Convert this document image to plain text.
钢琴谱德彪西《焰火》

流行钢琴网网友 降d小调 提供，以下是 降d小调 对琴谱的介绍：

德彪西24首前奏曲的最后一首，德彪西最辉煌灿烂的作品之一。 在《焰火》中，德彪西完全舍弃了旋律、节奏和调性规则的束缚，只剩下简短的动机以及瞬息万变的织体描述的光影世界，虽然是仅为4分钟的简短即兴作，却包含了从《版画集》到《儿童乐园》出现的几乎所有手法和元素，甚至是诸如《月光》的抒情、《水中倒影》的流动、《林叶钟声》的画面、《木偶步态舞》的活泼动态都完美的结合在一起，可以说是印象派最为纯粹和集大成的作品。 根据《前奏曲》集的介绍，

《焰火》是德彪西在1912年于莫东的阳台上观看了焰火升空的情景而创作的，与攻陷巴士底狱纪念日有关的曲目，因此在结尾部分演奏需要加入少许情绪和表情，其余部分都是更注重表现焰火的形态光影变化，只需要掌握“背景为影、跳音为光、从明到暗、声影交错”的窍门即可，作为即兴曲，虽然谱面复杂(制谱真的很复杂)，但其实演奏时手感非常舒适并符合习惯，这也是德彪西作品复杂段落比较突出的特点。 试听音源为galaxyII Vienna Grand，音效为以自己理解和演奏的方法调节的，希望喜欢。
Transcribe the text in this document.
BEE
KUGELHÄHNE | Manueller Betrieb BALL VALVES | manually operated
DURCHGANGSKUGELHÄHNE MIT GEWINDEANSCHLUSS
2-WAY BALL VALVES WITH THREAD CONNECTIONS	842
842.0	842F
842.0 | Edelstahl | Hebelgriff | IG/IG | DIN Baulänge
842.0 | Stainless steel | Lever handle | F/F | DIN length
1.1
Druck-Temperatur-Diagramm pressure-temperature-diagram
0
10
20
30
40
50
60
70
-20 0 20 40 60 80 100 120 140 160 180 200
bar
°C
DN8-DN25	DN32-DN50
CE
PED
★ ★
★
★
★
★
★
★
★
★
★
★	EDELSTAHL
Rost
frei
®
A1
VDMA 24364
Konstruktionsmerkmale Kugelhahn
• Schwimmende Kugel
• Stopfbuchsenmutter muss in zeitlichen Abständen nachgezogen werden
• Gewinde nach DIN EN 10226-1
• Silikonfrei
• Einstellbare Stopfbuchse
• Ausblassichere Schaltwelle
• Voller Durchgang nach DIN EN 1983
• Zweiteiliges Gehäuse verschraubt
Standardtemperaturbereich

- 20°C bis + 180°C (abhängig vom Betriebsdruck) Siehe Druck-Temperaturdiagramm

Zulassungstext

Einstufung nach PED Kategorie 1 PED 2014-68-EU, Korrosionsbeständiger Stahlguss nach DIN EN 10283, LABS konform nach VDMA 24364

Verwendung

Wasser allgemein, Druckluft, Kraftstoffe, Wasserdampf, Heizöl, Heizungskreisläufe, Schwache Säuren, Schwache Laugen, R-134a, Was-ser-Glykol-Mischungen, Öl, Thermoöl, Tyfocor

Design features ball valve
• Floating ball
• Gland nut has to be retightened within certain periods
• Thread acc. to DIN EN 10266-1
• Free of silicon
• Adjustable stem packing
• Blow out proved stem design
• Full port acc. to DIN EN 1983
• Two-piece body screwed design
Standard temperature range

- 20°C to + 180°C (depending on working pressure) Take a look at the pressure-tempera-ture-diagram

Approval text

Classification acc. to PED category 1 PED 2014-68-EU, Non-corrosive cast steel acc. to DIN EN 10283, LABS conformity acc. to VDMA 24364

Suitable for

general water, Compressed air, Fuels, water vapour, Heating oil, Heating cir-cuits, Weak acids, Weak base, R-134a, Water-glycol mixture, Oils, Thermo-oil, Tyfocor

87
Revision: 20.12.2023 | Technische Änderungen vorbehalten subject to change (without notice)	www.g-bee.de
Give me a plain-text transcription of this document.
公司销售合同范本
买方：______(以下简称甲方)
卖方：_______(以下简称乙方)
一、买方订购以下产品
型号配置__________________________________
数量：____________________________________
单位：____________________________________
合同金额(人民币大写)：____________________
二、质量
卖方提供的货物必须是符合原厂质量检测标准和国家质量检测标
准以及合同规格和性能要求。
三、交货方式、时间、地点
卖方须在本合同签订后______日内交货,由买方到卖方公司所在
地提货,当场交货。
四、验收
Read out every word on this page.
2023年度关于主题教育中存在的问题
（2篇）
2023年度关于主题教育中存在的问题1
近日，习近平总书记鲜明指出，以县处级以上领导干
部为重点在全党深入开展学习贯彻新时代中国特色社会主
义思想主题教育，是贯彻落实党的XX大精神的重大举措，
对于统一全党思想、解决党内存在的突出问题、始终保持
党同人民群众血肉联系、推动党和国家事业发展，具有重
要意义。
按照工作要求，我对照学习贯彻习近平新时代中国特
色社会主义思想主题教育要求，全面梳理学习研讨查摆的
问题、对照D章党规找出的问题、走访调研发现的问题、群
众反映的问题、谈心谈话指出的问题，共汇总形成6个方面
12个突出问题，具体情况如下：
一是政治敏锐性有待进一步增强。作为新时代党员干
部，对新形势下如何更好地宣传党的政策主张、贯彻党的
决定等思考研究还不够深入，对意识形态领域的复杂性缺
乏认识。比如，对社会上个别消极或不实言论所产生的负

- [What you will do]: Every record should be repeated exactly; please leave none out.

- [Reply to the exercise]:
Convert this document image to plain text.
钢琴谱德彪西《焰火》

流行钢琴网网友 降d小调 提供，以下是 降d小调 对琴谱的介绍：

德彪西24首前奏曲的最后一首，德彪西最辉煌灿烂的作品之一。 在《焰火》中，德彪西完全舍弃了旋律、节奏和调性规则的束缚，只剩下简短的动机以及瞬息万变的织体描述的光影世界，虽然是仅为4分钟的简短即兴作，却包含了从《版画集》到《儿童乐园》出现的几乎所有手法和元素，甚至是诸如《月光》的抒情、《水中倒影》的流动、《林叶钟声》的画面、《木偶步态舞》的活泼动态都完美的结合在一起，可以说是印象派最为纯粹和集大成的作品。 根据《前奏曲》集的介绍，

《焰火》是德彪西在1912年于莫东的阳台上观看了焰火升空的情景而创作的，与攻陷巴士底狱纪念日有关的曲目，因此在结尾部分演奏需要加入少许情绪和表情，其余部分都是更注重表现焰火的形态光影变化，只需要掌握“背景为影、跳音为光、从明到暗、声影交错”的窍门即可，作为即兴曲，虽然谱面复杂(制谱真的很复杂)，但其实演奏时手感非常舒适并符合习惯，这也是德彪西作品复杂段落比较突出的特点。 试听音源为galaxyII Vienna Grand，音效为以自己理解和演奏的方法调节的，希望喜欢。
Transcribe the text in this document.
BEE
KUGELHÄHNE | Manueller Betrieb BALL VALVES | manually operated
DURCHGANGSKUGELHÄHNE MIT GEWINDEANSCHLUSS
2-WAY BALL VALVES WITH THREAD CONNECTIONS	842
842.0	842F
842.0 | Edelstahl | Hebelgriff | IG/IG | DIN Baulänge
842.0 | Stainless steel | Lever handle | F/F | DIN length
1.1
Druck-Temperatur-Diagramm pressure-temperature-diagram
0
10
20
30
40
50
60
70
-20 0 20 40 60 80 100 120 140 160 180 200
bar
°C
DN8-DN25	DN32-DN50
CE
PED
★ ★
★
★
★
★
★
★
★
★
★
★	EDELSTAHL
Rost
frei
®
A1
VDMA 24364
Konstruktionsmerkmale Kugelhahn
• Schwimmende Kugel
• Stopfbuchsenmutter muss in zeitlichen Abständen nachgezogen werden
• Gewinde nach DIN EN 10226-1
• Silikonfrei
• Einstellbare Stopfbuchse
• Ausblassichere Schaltwelle
• Voller Durchgang nach DIN EN 1983
• Zweiteiliges Gehäuse verschraubt
Standardtemperaturbereich

- 20°C bis + 180°C (abhängig vom Betriebsdruck) Siehe Druck-Temperaturdiagramm

Zulassungstext

Einstufung nach PED Kategorie 1 PED 2014-68-EU, Korrosionsbeständiger Stahlguss nach DIN EN 10283, LABS konform nach VDMA 24364

Verwendung

Wasser allgemein, Druckluft, Kraftstoffe, Wasserdampf, Heizöl, Heizungskreisläufe, Schwache Säuren, Schwache Laugen, R-134a, Was-ser-Glykol-Mischungen, Öl, Thermoöl, Tyfocor

Design features ball valve
• Floating ball
• Gland nut has to be retightened within certain periods
• Thread acc. to DIN EN 10266-1
• Free of silicon
• Adjustable stem packing
• Blow out proved stem design
• Full port acc. to DIN EN 1983
• Two-piece body screwed design
Standard temperature range

- 20°C to + 180°C (depending on working pressure) Take a look at the pressure-tempera-ture-diagram

Approval text

Classification acc. to PED category 1 PED 2014-68-EU, Non-corrosive cast steel acc. to DIN EN 10283, LABS conformity acc. to VDMA 24364

Suitable for

general water, Compressed air, Fuels, water vapour, Heating oil, Heating cir-cuits, Weak acids, Weak base, R-134a, Water-glycol mixture, Oils, Thermo-oil, Tyfocor

87
Revision: 20.12.2023 | Technische Änderungen vorbehalten subject to change (without notice)	www.g-bee.de
Give me a plain-text transcription of this document.
公司销售合同范本
买方：______(以下简称甲方)
卖方：_______(以下简称乙方)
一、买方订购以下产品
型号配置__________________________________
数量：____________________________________
单位：____________________________________
合同金额(人民币大写)：____________________
二、质量
卖方提供的货物必须是符合原厂质量检测标准和国家质量检测标
准以及合同规格和性能要求。
三、交货方式、时间、地点
卖方须在本合同签订后______日内交货,由买方到卖方公司所在
地提货,当场交货。
四、验收
Read out every word on this page.
2023年度关于主题教育中存在的问题
（2篇）
2023年度关于主题教育中存在的问题1
近日，习近平总书记鲜明指出，以县处级以上领导干
部为重点在全党深入开展学习贯彻新时代中国特色社会主
义思想主题教育，是贯彻落实党的XX大精神的重大举措，
对于统一全党思想、解决党内存在的突出问题、始终保持
党同人民群众血肉联系、推动党和国家事业发展，具有重
要意义。
按照工作要求，我对照学习贯彻习近平新时代中国特
色社会主义思想主题教育要求，全面梳理学习研讨查摆的
问题、对照D章党规找出的问题、走访调研发现的问题、群
众反映的问题、谈心谈话指出的问题，共汇总形成6个方面
12个突出问题，具体情况如下：
一是政治敏锐性有待进一步增强。作为新时代党员干
部，对新形势下如何更好地宣传党的政策主张、贯彻党的
决定等思考研究还不够深入，对意识形态领域的复杂性缺
乏认识。比如，对社会上个别消极或不实言论所产生的负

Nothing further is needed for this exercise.